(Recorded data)

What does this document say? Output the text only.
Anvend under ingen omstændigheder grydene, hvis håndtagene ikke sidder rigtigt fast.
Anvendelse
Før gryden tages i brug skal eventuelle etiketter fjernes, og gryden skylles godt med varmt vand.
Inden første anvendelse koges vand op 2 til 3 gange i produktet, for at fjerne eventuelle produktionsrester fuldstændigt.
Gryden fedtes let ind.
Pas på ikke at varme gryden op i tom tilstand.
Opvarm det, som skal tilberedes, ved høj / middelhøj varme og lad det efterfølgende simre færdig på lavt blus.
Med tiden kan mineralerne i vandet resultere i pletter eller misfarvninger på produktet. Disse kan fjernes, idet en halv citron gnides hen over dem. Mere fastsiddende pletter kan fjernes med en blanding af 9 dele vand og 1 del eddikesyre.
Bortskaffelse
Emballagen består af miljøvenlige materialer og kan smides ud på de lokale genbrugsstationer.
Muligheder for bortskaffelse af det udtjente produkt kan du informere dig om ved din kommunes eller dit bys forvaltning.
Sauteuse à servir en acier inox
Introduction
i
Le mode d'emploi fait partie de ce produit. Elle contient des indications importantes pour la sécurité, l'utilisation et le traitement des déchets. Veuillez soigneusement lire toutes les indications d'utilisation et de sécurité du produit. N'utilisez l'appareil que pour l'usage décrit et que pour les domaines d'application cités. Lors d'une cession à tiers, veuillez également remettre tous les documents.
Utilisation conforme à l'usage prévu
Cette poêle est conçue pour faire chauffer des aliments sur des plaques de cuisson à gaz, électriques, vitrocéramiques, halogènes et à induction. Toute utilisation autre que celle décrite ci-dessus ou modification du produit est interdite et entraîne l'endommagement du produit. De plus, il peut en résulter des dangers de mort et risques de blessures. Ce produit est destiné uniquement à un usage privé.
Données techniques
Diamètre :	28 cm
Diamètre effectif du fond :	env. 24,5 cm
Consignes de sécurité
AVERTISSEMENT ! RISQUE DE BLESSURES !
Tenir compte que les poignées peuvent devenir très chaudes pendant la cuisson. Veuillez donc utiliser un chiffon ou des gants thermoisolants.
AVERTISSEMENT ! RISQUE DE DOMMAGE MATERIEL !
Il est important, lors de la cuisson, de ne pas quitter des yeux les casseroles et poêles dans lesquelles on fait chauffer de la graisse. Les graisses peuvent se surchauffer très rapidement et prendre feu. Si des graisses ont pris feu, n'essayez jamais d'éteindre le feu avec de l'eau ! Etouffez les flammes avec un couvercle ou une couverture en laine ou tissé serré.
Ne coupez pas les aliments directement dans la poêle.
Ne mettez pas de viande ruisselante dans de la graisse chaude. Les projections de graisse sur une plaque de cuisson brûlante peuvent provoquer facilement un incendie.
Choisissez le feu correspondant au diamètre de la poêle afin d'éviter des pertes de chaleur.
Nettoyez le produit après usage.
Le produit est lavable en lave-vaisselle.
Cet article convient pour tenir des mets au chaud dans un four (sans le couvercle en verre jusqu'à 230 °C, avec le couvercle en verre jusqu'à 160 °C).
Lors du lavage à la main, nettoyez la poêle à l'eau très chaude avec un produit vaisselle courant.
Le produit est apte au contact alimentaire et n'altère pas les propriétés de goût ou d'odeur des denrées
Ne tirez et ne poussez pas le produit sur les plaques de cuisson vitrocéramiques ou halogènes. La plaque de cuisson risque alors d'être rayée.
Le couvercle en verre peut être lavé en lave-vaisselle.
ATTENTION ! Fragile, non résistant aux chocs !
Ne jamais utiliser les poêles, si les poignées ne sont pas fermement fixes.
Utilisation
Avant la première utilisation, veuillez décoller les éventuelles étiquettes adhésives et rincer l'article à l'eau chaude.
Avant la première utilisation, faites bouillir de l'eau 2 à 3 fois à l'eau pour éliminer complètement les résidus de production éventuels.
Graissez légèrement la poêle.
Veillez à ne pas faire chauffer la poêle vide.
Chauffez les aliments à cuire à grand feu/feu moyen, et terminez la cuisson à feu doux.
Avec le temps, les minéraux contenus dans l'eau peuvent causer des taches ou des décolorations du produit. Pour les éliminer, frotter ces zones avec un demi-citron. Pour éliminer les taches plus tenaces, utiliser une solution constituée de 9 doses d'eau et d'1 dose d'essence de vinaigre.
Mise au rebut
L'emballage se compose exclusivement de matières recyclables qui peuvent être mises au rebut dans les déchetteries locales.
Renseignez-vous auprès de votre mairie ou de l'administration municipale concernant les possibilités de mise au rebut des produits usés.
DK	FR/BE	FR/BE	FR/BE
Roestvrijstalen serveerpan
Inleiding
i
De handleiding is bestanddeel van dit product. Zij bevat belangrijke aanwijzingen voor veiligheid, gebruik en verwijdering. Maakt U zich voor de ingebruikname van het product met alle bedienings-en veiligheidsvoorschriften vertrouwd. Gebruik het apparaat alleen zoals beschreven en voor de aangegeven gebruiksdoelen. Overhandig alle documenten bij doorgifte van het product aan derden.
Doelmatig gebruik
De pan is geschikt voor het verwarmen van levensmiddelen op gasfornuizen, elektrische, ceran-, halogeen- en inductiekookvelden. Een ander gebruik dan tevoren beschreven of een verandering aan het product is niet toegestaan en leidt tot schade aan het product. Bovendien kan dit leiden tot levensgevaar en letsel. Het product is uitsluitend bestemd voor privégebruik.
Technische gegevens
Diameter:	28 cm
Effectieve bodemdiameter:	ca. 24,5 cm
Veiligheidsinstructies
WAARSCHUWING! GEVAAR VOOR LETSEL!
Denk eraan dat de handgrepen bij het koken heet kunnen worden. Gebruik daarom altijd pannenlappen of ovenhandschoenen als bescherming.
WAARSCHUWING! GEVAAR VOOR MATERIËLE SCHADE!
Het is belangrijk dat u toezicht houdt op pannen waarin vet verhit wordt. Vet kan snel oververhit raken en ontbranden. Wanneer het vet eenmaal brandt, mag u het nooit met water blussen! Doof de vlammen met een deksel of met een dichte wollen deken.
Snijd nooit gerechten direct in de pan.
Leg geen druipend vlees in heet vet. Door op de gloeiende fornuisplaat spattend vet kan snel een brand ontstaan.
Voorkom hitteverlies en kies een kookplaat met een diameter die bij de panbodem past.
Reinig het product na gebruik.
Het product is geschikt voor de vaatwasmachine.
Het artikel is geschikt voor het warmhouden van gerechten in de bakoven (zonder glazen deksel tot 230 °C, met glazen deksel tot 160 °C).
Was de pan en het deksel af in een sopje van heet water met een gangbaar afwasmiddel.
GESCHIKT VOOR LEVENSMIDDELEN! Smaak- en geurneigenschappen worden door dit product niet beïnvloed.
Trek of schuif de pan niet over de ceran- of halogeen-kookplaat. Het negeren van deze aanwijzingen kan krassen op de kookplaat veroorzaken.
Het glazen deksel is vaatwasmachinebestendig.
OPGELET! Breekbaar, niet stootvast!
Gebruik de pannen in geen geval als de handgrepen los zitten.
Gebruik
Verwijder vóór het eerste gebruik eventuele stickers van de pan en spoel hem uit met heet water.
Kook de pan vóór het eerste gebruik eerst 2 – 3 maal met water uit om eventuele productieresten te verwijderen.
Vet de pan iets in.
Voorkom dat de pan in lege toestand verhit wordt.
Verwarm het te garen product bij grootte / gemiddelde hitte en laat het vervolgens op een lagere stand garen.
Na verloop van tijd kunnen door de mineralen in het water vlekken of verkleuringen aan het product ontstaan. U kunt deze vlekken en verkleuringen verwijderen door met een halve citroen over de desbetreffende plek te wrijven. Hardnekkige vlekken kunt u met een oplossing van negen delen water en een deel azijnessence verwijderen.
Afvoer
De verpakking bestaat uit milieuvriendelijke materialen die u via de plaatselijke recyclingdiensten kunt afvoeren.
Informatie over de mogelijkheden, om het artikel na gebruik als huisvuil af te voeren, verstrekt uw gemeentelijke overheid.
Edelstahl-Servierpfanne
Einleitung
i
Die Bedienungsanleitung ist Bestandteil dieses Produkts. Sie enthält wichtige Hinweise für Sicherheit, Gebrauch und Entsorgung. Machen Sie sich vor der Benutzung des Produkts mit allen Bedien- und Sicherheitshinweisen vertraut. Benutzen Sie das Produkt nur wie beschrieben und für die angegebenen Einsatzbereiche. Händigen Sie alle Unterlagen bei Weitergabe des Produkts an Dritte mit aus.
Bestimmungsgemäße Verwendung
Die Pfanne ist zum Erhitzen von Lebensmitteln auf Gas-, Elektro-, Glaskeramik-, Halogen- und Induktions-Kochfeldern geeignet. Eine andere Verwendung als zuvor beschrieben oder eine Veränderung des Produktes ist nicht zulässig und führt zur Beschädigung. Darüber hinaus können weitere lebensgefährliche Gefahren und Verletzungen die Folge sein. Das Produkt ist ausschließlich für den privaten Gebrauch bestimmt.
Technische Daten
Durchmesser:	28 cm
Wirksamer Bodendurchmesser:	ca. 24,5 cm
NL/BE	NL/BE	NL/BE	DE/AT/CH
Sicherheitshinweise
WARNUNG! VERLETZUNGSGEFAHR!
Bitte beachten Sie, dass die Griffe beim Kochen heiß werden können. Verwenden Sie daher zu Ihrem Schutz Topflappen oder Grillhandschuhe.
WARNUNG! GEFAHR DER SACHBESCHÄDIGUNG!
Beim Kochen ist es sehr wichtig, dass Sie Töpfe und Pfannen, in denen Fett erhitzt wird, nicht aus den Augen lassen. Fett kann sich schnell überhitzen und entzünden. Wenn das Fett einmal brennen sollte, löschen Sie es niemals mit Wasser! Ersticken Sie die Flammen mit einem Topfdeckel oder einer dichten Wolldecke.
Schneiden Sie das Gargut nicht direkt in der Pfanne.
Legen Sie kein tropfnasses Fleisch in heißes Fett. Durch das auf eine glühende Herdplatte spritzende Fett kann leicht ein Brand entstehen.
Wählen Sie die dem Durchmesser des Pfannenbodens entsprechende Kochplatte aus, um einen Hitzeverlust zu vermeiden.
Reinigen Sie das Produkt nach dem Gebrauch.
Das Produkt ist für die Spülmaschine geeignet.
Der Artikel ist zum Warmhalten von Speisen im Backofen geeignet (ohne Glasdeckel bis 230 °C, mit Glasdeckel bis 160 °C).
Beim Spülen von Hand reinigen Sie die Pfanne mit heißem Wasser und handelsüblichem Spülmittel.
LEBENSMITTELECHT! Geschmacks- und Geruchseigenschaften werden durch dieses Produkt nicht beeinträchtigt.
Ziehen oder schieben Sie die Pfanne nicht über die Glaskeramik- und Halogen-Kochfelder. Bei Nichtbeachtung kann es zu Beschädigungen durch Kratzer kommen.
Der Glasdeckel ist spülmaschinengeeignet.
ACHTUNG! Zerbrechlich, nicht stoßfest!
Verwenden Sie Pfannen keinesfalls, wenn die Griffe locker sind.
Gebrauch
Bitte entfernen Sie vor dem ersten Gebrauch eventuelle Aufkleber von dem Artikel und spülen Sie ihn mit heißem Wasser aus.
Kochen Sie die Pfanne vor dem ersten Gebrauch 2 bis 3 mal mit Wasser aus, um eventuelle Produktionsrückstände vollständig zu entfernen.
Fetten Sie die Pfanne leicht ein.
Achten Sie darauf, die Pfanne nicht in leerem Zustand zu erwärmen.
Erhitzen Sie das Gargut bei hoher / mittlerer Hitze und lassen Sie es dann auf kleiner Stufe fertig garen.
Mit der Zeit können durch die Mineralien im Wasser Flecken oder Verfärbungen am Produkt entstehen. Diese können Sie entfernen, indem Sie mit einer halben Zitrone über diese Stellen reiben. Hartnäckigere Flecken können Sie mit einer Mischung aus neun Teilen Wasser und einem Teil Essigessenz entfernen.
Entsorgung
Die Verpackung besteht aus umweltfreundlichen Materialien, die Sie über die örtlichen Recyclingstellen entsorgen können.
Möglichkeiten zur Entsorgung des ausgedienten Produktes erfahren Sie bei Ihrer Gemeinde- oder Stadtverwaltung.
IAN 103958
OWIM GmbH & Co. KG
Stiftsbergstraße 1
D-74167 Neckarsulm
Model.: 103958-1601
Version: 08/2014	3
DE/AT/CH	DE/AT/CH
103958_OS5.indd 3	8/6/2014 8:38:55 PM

* **Goal**:
Only a number is wanted: how many lines contain the word "ikke"?

* **Written solution**:
2